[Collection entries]

══════

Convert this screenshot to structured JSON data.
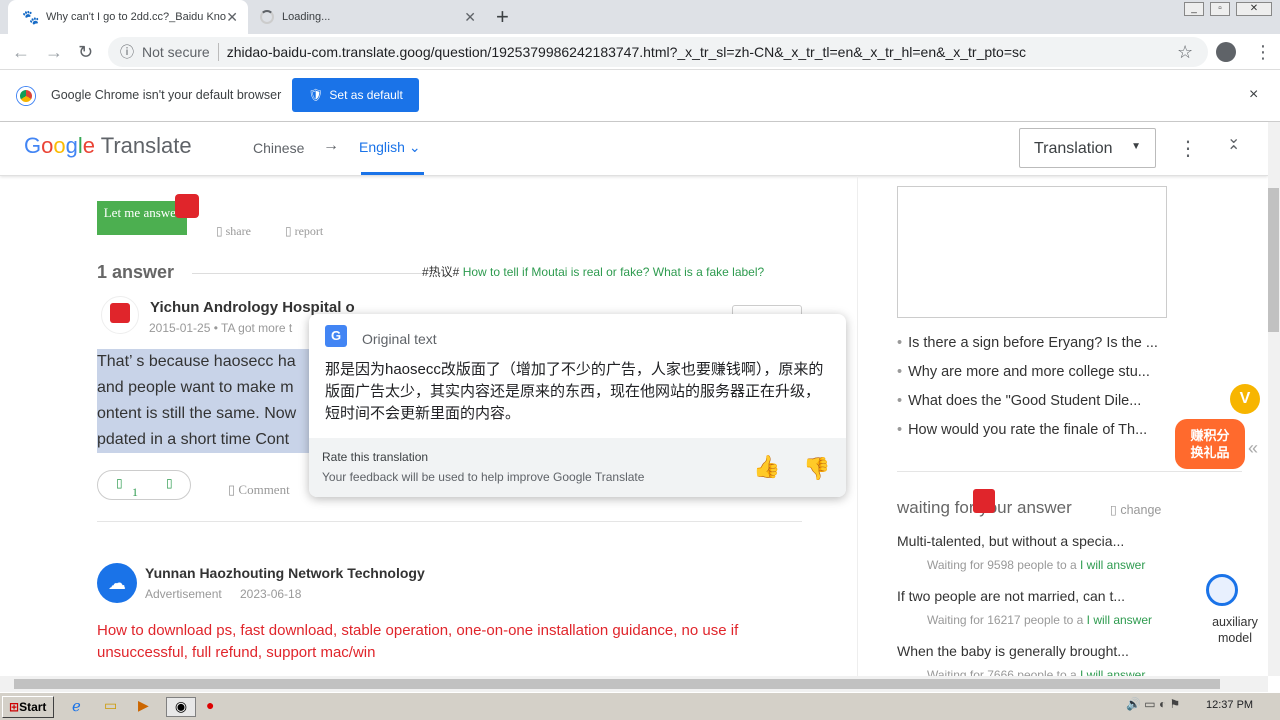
{
  "browser": {
    "tabs": [
      {
        "title": "Why can't I go to 2dd.cc?_Baidu Kno",
        "active": true
      },
      {
        "title": "Loading...",
        "active": false
      }
    ],
    "new_tab": "+",
    "omnibox": {
      "security": "Not secure",
      "url": "zhidao-baidu-com.translate.goog/question/1925379986242183747.html?_x_tr_sl=zh-CN&_x_tr_tl=en&_x_tr_hl=en&_x_tr_pto=sc"
    },
    "infobar": {
      "message": "Google Chrome isn't your default browser",
      "button": "Set as default",
      "close": "×"
    }
  },
  "translate_bar": {
    "logo": "Google Translate",
    "source_lang": "Chinese",
    "arrow": "→",
    "target_lang": "English",
    "mode": "Translation"
  },
  "page": {
    "answer_button": "Let me answer",
    "share": "share",
    "report": "report",
    "answer_count": "1 answer",
    "hot_tag": "#热议#",
    "hot_link": "How to tell if Moutai is real or fake? What is a fake label?",
    "answer": {
      "author": "Yichun Andrology Hospital o",
      "meta": "2015-01-25 • TA got more t",
      "lines": [
        "That’  s because haosecc ha",
        "and people want to make m",
        "ontent is still the same. Now",
        "pdated in a short time Cont"
      ],
      "likes": "1",
      "comment": "Comment"
    },
    "ad": {
      "author": "Yunnan Haozhouting Network Technology",
      "label": "Advertisement",
      "date": "2023-06-18",
      "text": "How to download ps, fast download, stable operation, one-on-one installation guidance, no use if unsuccessful, full refund, support mac/win"
    },
    "sidebar": {
      "related": [
        "Is there a sign before Eryang? Is the ...",
        "Why are more and more college stu...",
        "What does the \"Good Student Dile...",
        "How would you rate the finale of Th..."
      ],
      "badge": "赚积分\n换礼品",
      "waiting_title": "waiting for your answer",
      "change": "change",
      "questions": [
        {
          "q": "Multi-talented, but without a specia...",
          "meta": "Waiting for 9598  people to a",
          "action": "I will answer"
        },
        {
          "q": "If two people are not married, can t...",
          "meta": "Waiting for 16217  people to a",
          "action": "I will answer"
        },
        {
          "q": "When the baby is generally brought...",
          "meta": "Waiting for 7666  people to a",
          "action": "I will answer"
        }
      ],
      "aux": "auxiliary model"
    }
  },
  "popup": {
    "header": "Original text",
    "original": "那是因为haosecc改版面了（增加了不少的广告，人家也要赚钱啊），原来的版面广告太少，其实内容还是原来的东西，现在他网站的服务器正在升级，短时间不会更新里面的内容。",
    "rate": "Rate this translation",
    "feedback": "Your feedback will be used to help improve Google Translate"
  },
  "taskbar": {
    "start": "Start",
    "clock": "12:37 PM"
  }
}
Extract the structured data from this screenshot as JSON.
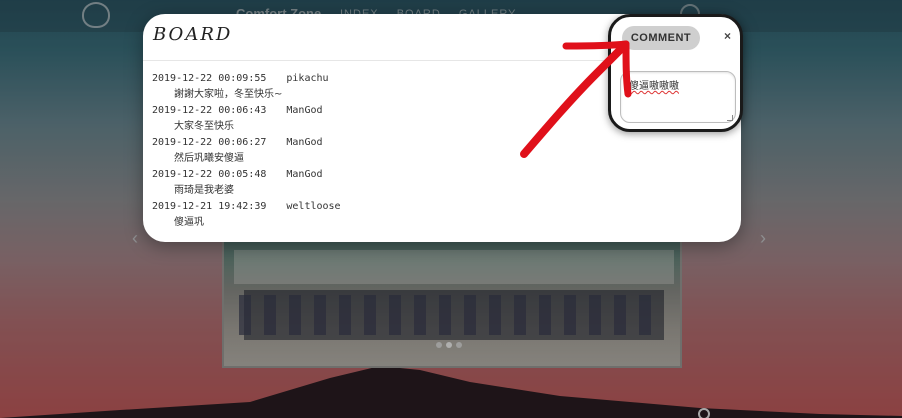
{
  "nav": {
    "title": "Comfort Zone",
    "links": [
      "INDEX",
      "BOARD",
      "GALLERY"
    ]
  },
  "board": {
    "title": "BOARD",
    "entries": [
      {
        "time": "2019-12-22 00:09:55",
        "user": "pikachu",
        "message": "謝謝大家啦，冬至快乐~"
      },
      {
        "time": "2019-12-22 00:06:43",
        "user": "ManGod",
        "message": "大家冬至快乐"
      },
      {
        "time": "2019-12-22 00:06:27",
        "user": "ManGod",
        "message": "然后巩曦安傻逼"
      },
      {
        "time": "2019-12-22 00:05:48",
        "user": "ManGod",
        "message": "雨琦是我老婆"
      },
      {
        "time": "2019-12-21 19:42:39",
        "user": "weltloose",
        "message": "傻逼巩"
      }
    ]
  },
  "comment": {
    "button_label": "COMMENT",
    "close_label": "×",
    "input_value": "傻逼嗷嗷嗷"
  },
  "slider": {
    "prev_label": "‹",
    "next_label": "›",
    "active_dot": 1
  },
  "colors": {
    "annotation_arrow": "#e0101a",
    "comment_button_bg": "#cfcfcf",
    "modal_bg": "#ffffff"
  }
}
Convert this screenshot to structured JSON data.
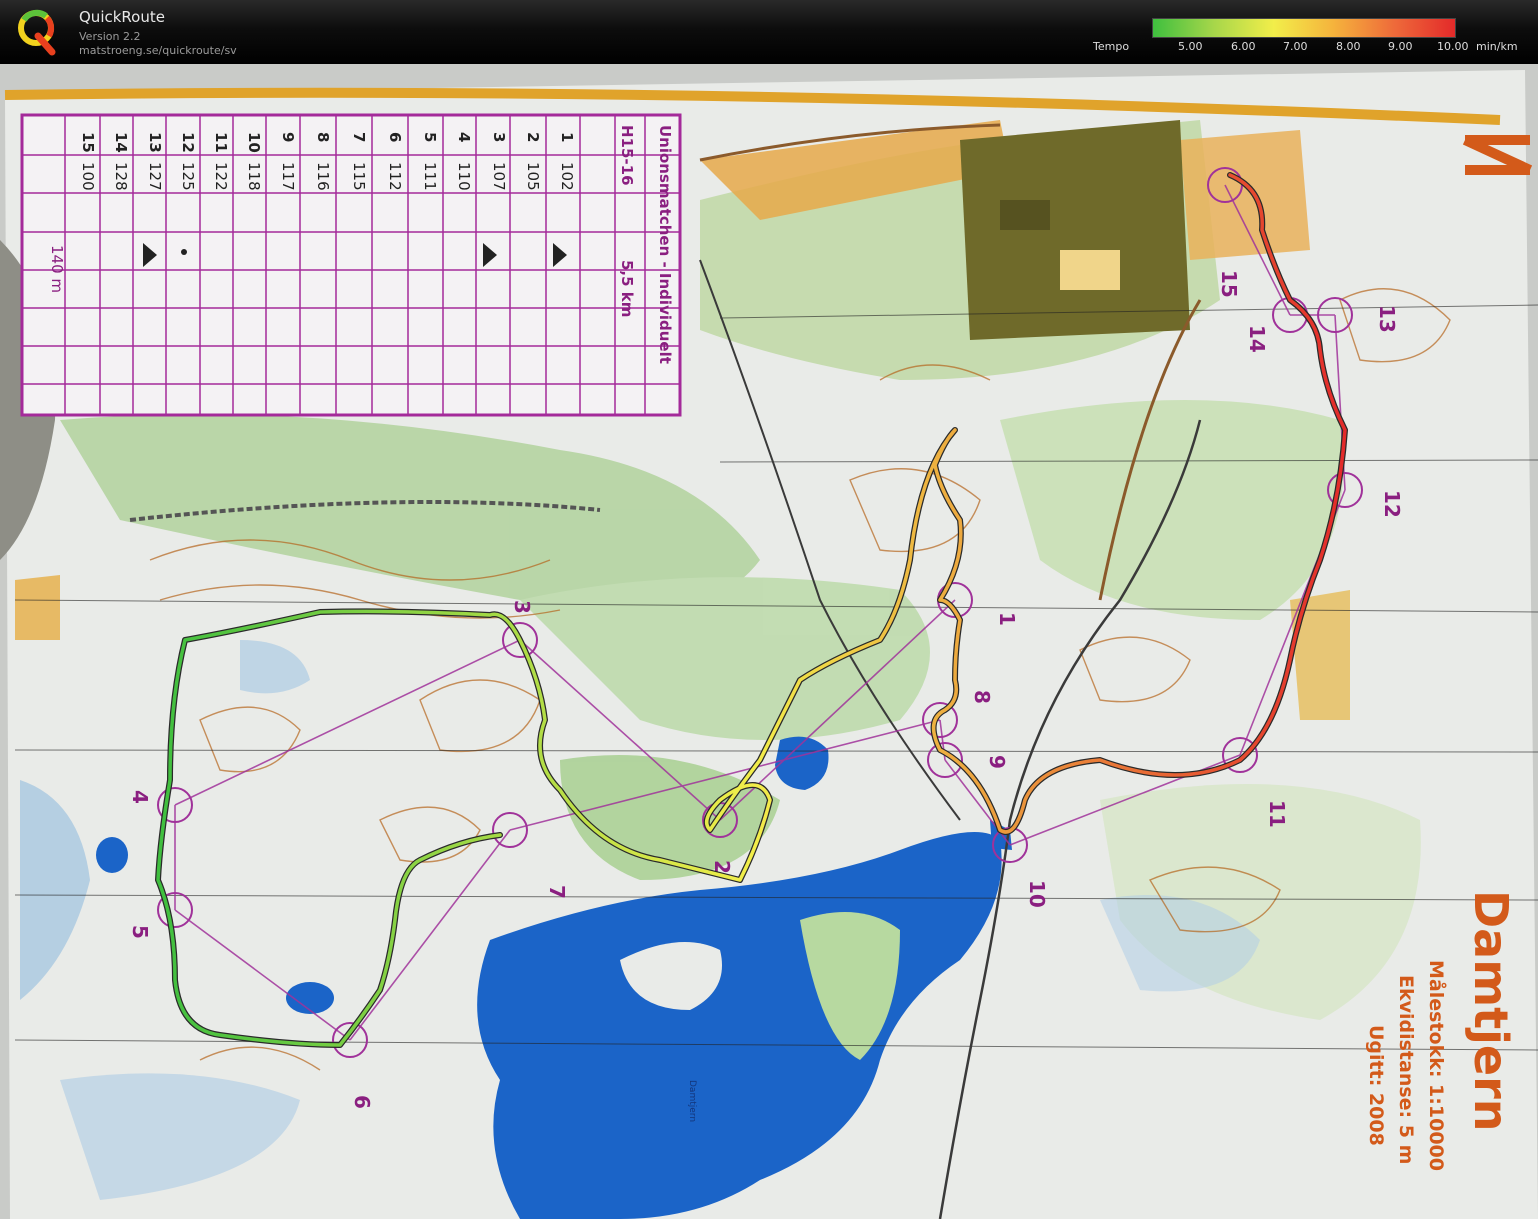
{
  "header": {
    "title": "QuickRoute",
    "version": "Version 2.2",
    "url": "matstroeng.se/quickroute/sv"
  },
  "legend": {
    "label": "Tempo",
    "unit": "min/km",
    "ticks": [
      "5.00",
      "6.00",
      "7.00",
      "8.00",
      "9.00",
      "10.00"
    ],
    "colors": [
      "#3fbf3f",
      "#a6d64a",
      "#f2ee4a",
      "#f5b23c",
      "#ee6a3a",
      "#e32a2a"
    ]
  },
  "control_card": {
    "event": "Unionsmatchen - Individuelt",
    "class": "H15-16",
    "length": "5,5 km",
    "rows": [
      {
        "n": "1",
        "code": "102"
      },
      {
        "n": "2",
        "code": "105"
      },
      {
        "n": "3",
        "code": "107"
      },
      {
        "n": "4",
        "code": "110"
      },
      {
        "n": "5",
        "code": "111"
      },
      {
        "n": "6",
        "code": "112"
      },
      {
        "n": "7",
        "code": "115"
      },
      {
        "n": "8",
        "code": "116"
      },
      {
        "n": "9",
        "code": "117"
      },
      {
        "n": "10",
        "code": "118"
      },
      {
        "n": "11",
        "code": "122"
      },
      {
        "n": "12",
        "code": "125"
      },
      {
        "n": "13",
        "code": "127"
      },
      {
        "n": "14",
        "code": "128"
      },
      {
        "n": "15",
        "code": "100"
      }
    ],
    "finish": "140 m"
  },
  "map": {
    "name": "Damtjern",
    "scale": "Målestokk: 1:10000",
    "contour": "Ekvidistanse: 5 m",
    "published": "Ugitt: 2008",
    "lake_label": "Damtjern",
    "controls": [
      "1",
      "2",
      "3",
      "4",
      "5",
      "6",
      "7",
      "8",
      "9",
      "10",
      "11",
      "12",
      "13",
      "14",
      "15"
    ]
  }
}
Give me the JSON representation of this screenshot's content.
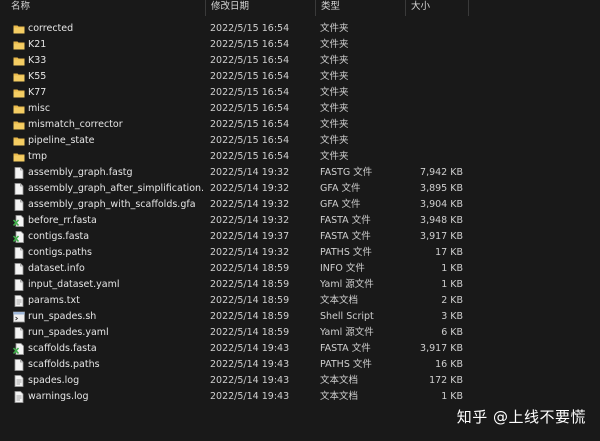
{
  "columns": {
    "name": "名称",
    "date": "修改日期",
    "type": "类型",
    "size": "大小"
  },
  "files": [
    {
      "name": "corrected",
      "date": "2022/5/15 16:54",
      "type": "文件夹",
      "size": "",
      "icon": "folder-icon"
    },
    {
      "name": "K21",
      "date": "2022/5/15 16:54",
      "type": "文件夹",
      "size": "",
      "icon": "folder-icon"
    },
    {
      "name": "K33",
      "date": "2022/5/15 16:54",
      "type": "文件夹",
      "size": "",
      "icon": "folder-icon"
    },
    {
      "name": "K55",
      "date": "2022/5/15 16:54",
      "type": "文件夹",
      "size": "",
      "icon": "folder-icon"
    },
    {
      "name": "K77",
      "date": "2022/5/15 16:54",
      "type": "文件夹",
      "size": "",
      "icon": "folder-icon"
    },
    {
      "name": "misc",
      "date": "2022/5/15 16:54",
      "type": "文件夹",
      "size": "",
      "icon": "folder-icon"
    },
    {
      "name": "mismatch_corrector",
      "date": "2022/5/15 16:54",
      "type": "文件夹",
      "size": "",
      "icon": "folder-icon"
    },
    {
      "name": "pipeline_state",
      "date": "2022/5/15 16:54",
      "type": "文件夹",
      "size": "",
      "icon": "folder-icon"
    },
    {
      "name": "tmp",
      "date": "2022/5/15 16:54",
      "type": "文件夹",
      "size": "",
      "icon": "folder-icon"
    },
    {
      "name": "assembly_graph.fastg",
      "date": "2022/5/14 19:32",
      "type": "FASTG 文件",
      "size": "7,942 KB",
      "icon": "file-icon"
    },
    {
      "name": "assembly_graph_after_simplification....",
      "date": "2022/5/14 19:32",
      "type": "GFA 文件",
      "size": "3,895 KB",
      "icon": "file-icon"
    },
    {
      "name": "assembly_graph_with_scaffolds.gfa",
      "date": "2022/5/14 19:32",
      "type": "GFA 文件",
      "size": "3,904 KB",
      "icon": "file-icon"
    },
    {
      "name": "before_rr.fasta",
      "date": "2022/5/14 19:32",
      "type": "FASTA 文件",
      "size": "3,948 KB",
      "icon": "fasta-icon"
    },
    {
      "name": "contigs.fasta",
      "date": "2022/5/14 19:37",
      "type": "FASTA 文件",
      "size": "3,917 KB",
      "icon": "fasta-icon"
    },
    {
      "name": "contigs.paths",
      "date": "2022/5/14 19:32",
      "type": "PATHS 文件",
      "size": "17 KB",
      "icon": "file-icon"
    },
    {
      "name": "dataset.info",
      "date": "2022/5/14 18:59",
      "type": "INFO 文件",
      "size": "1 KB",
      "icon": "file-icon"
    },
    {
      "name": "input_dataset.yaml",
      "date": "2022/5/14 18:59",
      "type": "Yaml 源文件",
      "size": "1 KB",
      "icon": "file-icon"
    },
    {
      "name": "params.txt",
      "date": "2022/5/14 18:59",
      "type": "文本文档",
      "size": "2 KB",
      "icon": "text-icon"
    },
    {
      "name": "run_spades.sh",
      "date": "2022/5/14 18:59",
      "type": "Shell Script",
      "size": "3 KB",
      "icon": "script-icon"
    },
    {
      "name": "run_spades.yaml",
      "date": "2022/5/14 18:59",
      "type": "Yaml 源文件",
      "size": "6 KB",
      "icon": "file-icon"
    },
    {
      "name": "scaffolds.fasta",
      "date": "2022/5/14 19:43",
      "type": "FASTA 文件",
      "size": "3,917 KB",
      "icon": "fasta-icon"
    },
    {
      "name": "scaffolds.paths",
      "date": "2022/5/14 19:43",
      "type": "PATHS 文件",
      "size": "16 KB",
      "icon": "file-icon"
    },
    {
      "name": "spades.log",
      "date": "2022/5/14 19:43",
      "type": "文本文档",
      "size": "172 KB",
      "icon": "text-icon"
    },
    {
      "name": "warnings.log",
      "date": "2022/5/14 19:43",
      "type": "文本文档",
      "size": "1 KB",
      "icon": "text-icon"
    }
  ],
  "watermark": "知乎 @上线不要慌",
  "colors": {
    "background": "#191919",
    "folder": "#e8b84a",
    "fasta_accent": "#3fae49"
  }
}
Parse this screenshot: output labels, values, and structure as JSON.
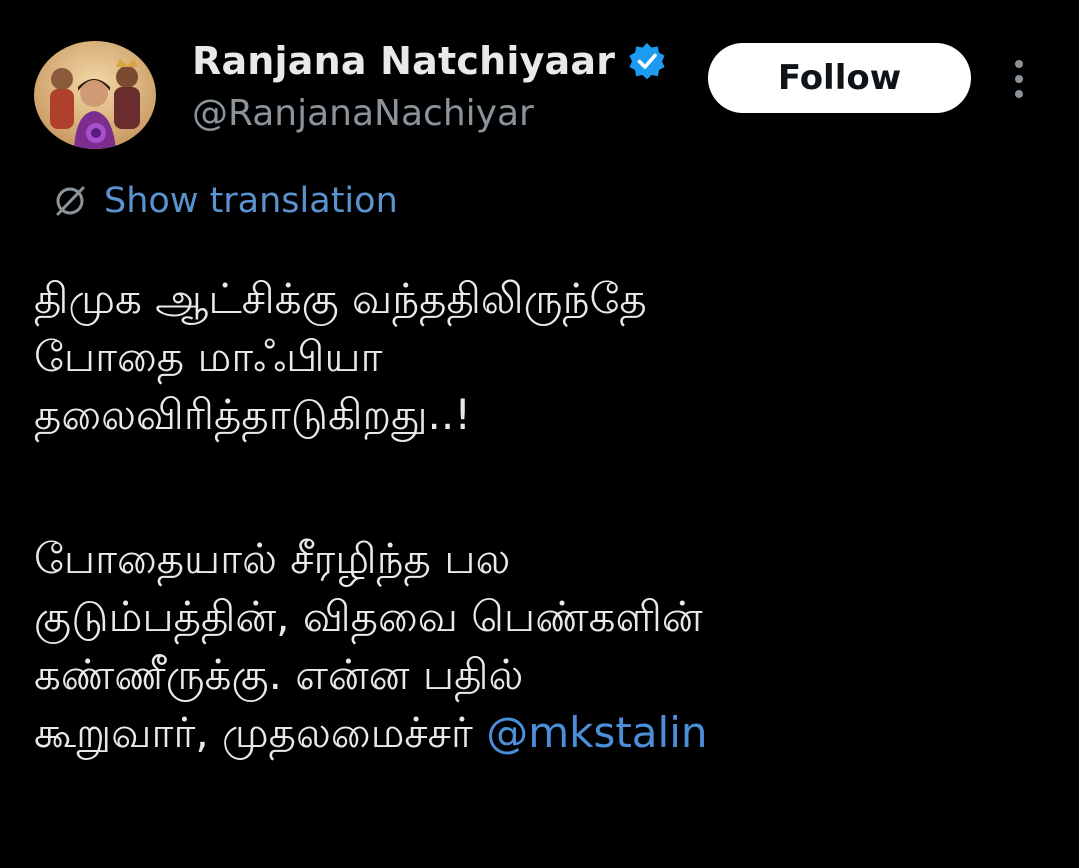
{
  "author": {
    "display_name": "Ranjana Natchiyaar",
    "handle": "@RanjanaNachiyar",
    "verified": true,
    "avatar": "profile-photo"
  },
  "actions": {
    "follow_label": "Follow",
    "more_icon": "more-vertical-icon"
  },
  "translation": {
    "icon": "globe-off-icon",
    "label": "Show translation"
  },
  "tweet": {
    "paragraph1": [
      "திமுக ஆட்சிக்கு வந்ததிலிருந்தே",
      "போதை மாஃபியா",
      "தலைவிரித்தாடுகிறது..!"
    ],
    "paragraph2": [
      "போதையால் சீரழிந்த பல",
      "குடும்பத்தின், விதவை பெண்களின்",
      "கண்ணீருக்கு. என்ன பதில்"
    ],
    "last_line_text": "கூறுவார், முதலமைச்சர் ",
    "mention": "@mkstalin"
  },
  "colors": {
    "background": "#000000",
    "text": "#e7e9ea",
    "secondary": "#8b949a",
    "link": "#4a8fd8",
    "verified": "#1d9bf0"
  }
}
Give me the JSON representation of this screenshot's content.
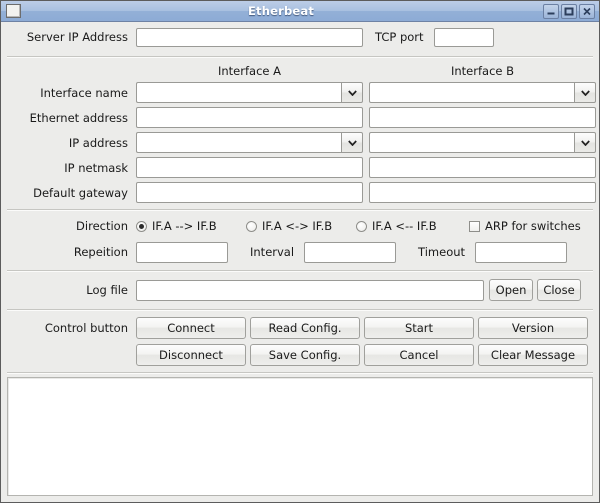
{
  "window": {
    "title": "Etherbeat",
    "icon": "app-window-icon",
    "controls": {
      "minimize": "minimize-icon",
      "maximize": "maximize-icon",
      "close": "close-icon"
    }
  },
  "server": {
    "ip_label": "Server IP Address",
    "ip_value": "",
    "ip_placeholder": "",
    "port_label": "TCP port",
    "port_value": "",
    "port_placeholder": ""
  },
  "interfaces": {
    "header_a": "Interface A",
    "header_b": "Interface B",
    "rows": [
      {
        "label": "Interface name",
        "type": "combo",
        "a_value": "",
        "b_value": ""
      },
      {
        "label": "Ethernet address",
        "type": "text",
        "a_value": "",
        "b_value": ""
      },
      {
        "label": "IP address",
        "type": "combo",
        "a_value": "",
        "b_value": ""
      },
      {
        "label": "IP netmask",
        "type": "text",
        "a_value": "",
        "b_value": ""
      },
      {
        "label": "Default gateway",
        "type": "text",
        "a_value": "",
        "b_value": ""
      }
    ]
  },
  "direction": {
    "label": "Direction",
    "options": [
      {
        "label": "IF.A --> IF.B",
        "selected": true
      },
      {
        "label": "IF.A <-> IF.B",
        "selected": false
      },
      {
        "label": "IF.A <-- IF.B",
        "selected": false
      }
    ],
    "arp_label": "ARP for switches",
    "arp_checked": false
  },
  "timing": {
    "repetition_label": "Repeition",
    "repetition_value": "",
    "interval_label": "Interval",
    "interval_value": "",
    "timeout_label": "Timeout",
    "timeout_value": ""
  },
  "logfile": {
    "label": "Log file",
    "value": "",
    "placeholder": "",
    "open_label": "Open",
    "close_label": "Close"
  },
  "controls": {
    "label": "Control button",
    "buttons_row1": [
      "Connect",
      "Read Config.",
      "Start",
      "Version"
    ],
    "buttons_row2": [
      "Disconnect",
      "Save Config.",
      "Cancel",
      "Clear Message"
    ]
  },
  "messages": {
    "text": ""
  },
  "colors": {
    "window_bg": "#ececea",
    "title_start": "#bccde7",
    "title_end": "#8dabd5",
    "title_text": "#ffffff",
    "field_bg": "#ffffff",
    "field_border": "#9a9a96",
    "button_border": "#a0a09c"
  }
}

══════

● **EXERCISE**
Find every line above that contains the word "this", and return each one.

● **THE RESPONSE**
Convert this screenshot to structured JSON data.
    "rate": "Rate this translation",
Extract the structured data from this screenshot as JSON.
Convert this screenshot to structured JSON data.
Give me the JSON representation of this screenshot's content.
Parse this screenshot: output labels, values, and structure as JSON.
Give me the JSON representation of this screenshot's content.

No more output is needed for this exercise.